**Set exercise**:
Below are entries; tally how many lines hold the string "levels" and answer with only that figure.

**Part of a data file**:

────────────────────

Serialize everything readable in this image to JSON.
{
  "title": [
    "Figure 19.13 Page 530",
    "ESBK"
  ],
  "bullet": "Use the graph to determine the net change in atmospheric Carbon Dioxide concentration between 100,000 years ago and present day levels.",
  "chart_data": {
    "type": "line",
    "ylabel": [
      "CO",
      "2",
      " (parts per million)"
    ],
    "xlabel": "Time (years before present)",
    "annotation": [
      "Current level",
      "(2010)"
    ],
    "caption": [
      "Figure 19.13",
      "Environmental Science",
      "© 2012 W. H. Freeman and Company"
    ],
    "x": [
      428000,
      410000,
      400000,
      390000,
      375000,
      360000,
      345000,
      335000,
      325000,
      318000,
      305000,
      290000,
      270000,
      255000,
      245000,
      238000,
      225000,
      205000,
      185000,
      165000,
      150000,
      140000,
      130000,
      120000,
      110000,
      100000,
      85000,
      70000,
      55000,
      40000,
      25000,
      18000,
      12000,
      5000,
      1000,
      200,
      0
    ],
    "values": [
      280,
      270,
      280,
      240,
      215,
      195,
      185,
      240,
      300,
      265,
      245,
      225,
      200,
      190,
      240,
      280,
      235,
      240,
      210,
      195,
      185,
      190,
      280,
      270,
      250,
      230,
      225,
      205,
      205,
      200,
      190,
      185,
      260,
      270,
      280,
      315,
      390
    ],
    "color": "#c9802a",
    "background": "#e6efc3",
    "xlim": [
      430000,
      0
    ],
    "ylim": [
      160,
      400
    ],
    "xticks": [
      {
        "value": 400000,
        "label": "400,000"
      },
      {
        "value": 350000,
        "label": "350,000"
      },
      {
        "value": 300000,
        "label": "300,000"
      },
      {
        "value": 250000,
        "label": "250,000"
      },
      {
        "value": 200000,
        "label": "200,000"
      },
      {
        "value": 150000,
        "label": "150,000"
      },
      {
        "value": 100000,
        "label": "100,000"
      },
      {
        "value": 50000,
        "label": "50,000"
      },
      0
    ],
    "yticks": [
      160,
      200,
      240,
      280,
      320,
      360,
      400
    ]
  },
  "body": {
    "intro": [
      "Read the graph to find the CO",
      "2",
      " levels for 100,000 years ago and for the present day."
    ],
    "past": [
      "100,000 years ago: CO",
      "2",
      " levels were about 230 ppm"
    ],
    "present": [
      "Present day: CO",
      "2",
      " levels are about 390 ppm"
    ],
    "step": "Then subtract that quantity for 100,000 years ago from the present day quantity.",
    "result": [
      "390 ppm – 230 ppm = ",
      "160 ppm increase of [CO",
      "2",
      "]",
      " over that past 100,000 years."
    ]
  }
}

────────────────────

**Exercise result**:
4